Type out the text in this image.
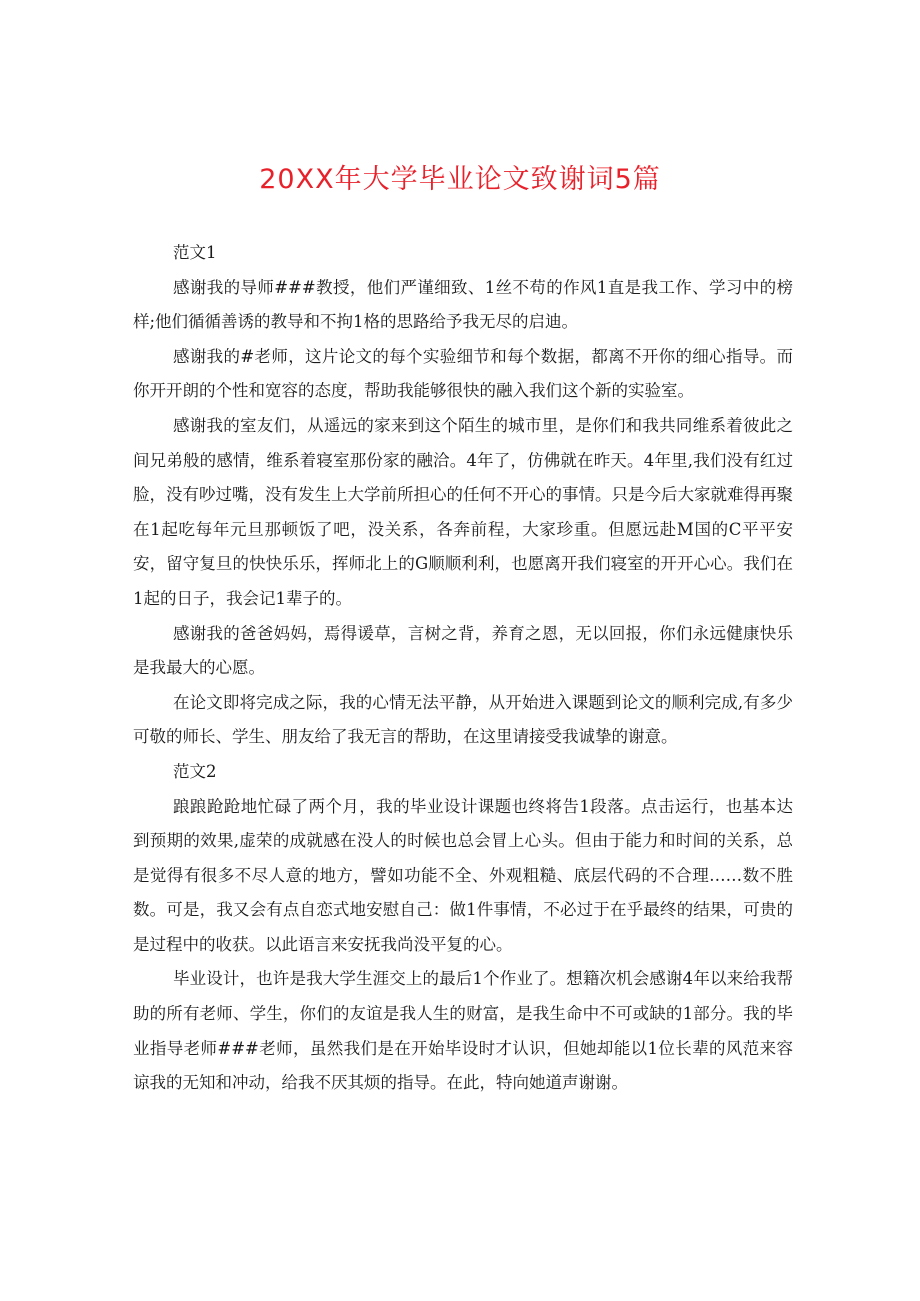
20XX年大学毕业论文致谢词5篇

范文1

感谢我的导师###教授，他们严谨细致、1丝不苟的作风1直是我工作、学习中的榜样;他们循循善诱的教导和不拘1格的思路给予我无尽的启迪。

感谢我的#老师，这片论文的每个实验细节和每个数据，都离不开你的细心指导。而你开开朗的个性和宽容的态度，帮助我能够很快的融入我们这个新的实验室。

感谢我的室友们，从遥远的家来到这个陌生的城市里，是你们和我共同维系着彼此之间兄弟般的感情，维系着寝室那份家的融洽。4年了，仿佛就在昨天。4年里,我们没有红过脸，没有吵过嘴，没有发生上大学前所担心的任何不开心的事情。只是今后大家就难得再聚在1起吃每年元旦那顿饭了吧，没关系，各奔前程，大家珍重。但愿远赴M国的C平平安安，留守复旦的快快乐乐，挥师北上的G顺顺利利，也愿离开我们寝室的开开心心。我们在1起的日子，我会记1辈子的。

感谢我的爸爸妈妈，焉得谖草，言树之背，养育之恩，无以回报，你们永远健康快乐是我最大的心愿。

在论文即将完成之际，我的心情无法平静，从开始进入课题到论文的顺利完成,有多少可敬的师长、学生、朋友给了我无言的帮助，在这里请接受我诚挚的谢意。

范文2

踉踉跄跄地忙碌了两个月，我的毕业设计课题也终将告1段落。点击运行，也基本达到预期的效果,虚荣的成就感在没人的时候也总会冒上心头。但由于能力和时间的关系，总是觉得有很多不尽人意的地方，譬如功能不全、外观粗糙、底层代码的不合理……数不胜数。可是，我又会有点自恋式地安慰自己：做1件事情，不必过于在乎最终的结果，可贵的是过程中的收获。以此语言来安抚我尚没平复的心。

毕业设计，也许是我大学生涯交上的最后1个作业了。想籍次机会感谢4年以来给我帮助的所有老师、学生，你们的友谊是我人生的财富，是我生命中不可或缺的1部分。我的毕业指导老师###老师，虽然我们是在开始毕设时才认识，但她却能以1位长辈的风范来容谅我的无知和冲动，给我不厌其烦的指导。在此，特向她道声谢谢。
== == ==
> JOB: Exclude every picture and copy the remaining data exactly.

> ANSWER BELOW:
Type out the text in this image.
20XX年大学毕业论文致谢词5篇

范文1

感谢我的导师###教授，他们严谨细致、1丝不苟的作风1直是我工作、学习中的榜样;他们循循善诱的教导和不拘1格的思路给予我无尽的启迪。

感谢我的#老师，这片论文的每个实验细节和每个数据，都离不开你的细心指导。而你开开朗的个性和宽容的态度，帮助我能够很快的融入我们这个新的实验室。

感谢我的室友们，从遥远的家来到这个陌生的城市里，是你们和我共同维系着彼此之间兄弟般的感情，维系着寝室那份家的融洽。4年了，仿佛就在昨天。4年里,我们没有红过脸，没有吵过嘴，没有发生上大学前所担心的任何不开心的事情。只是今后大家就难得再聚在1起吃每年元旦那顿饭了吧，没关系，各奔前程，大家珍重。但愿远赴M国的C平平安安，留守复旦的快快乐乐，挥师北上的G顺顺利利，也愿离开我们寝室的开开心心。我们在1起的日子，我会记1辈子的。

感谢我的爸爸妈妈，焉得谖草，言树之背，养育之恩，无以回报，你们永远健康快乐是我最大的心愿。

在论文即将完成之际，我的心情无法平静，从开始进入课题到论文的顺利完成,有多少可敬的师长、学生、朋友给了我无言的帮助，在这里请接受我诚挚的谢意。

范文2

踉踉跄跄地忙碌了两个月，我的毕业设计课题也终将告1段落。点击运行，也基本达到预期的效果,虚荣的成就感在没人的时候也总会冒上心头。但由于能力和时间的关系，总是觉得有很多不尽人意的地方，譬如功能不全、外观粗糙、底层代码的不合理……数不胜数。可是，我又会有点自恋式地安慰自己：做1件事情，不必过于在乎最终的结果，可贵的是过程中的收获。以此语言来安抚我尚没平复的心。

毕业设计，也许是我大学生涯交上的最后1个作业了。想籍次机会感谢4年以来给我帮助的所有老师、学生，你们的友谊是我人生的财富，是我生命中不可或缺的1部分。我的毕业指导老师###老师，虽然我们是在开始毕设时才认识，但她却能以1位长辈的风范来容谅我的无知和冲动，给我不厌其烦的指导。在此，特向她道声谢谢。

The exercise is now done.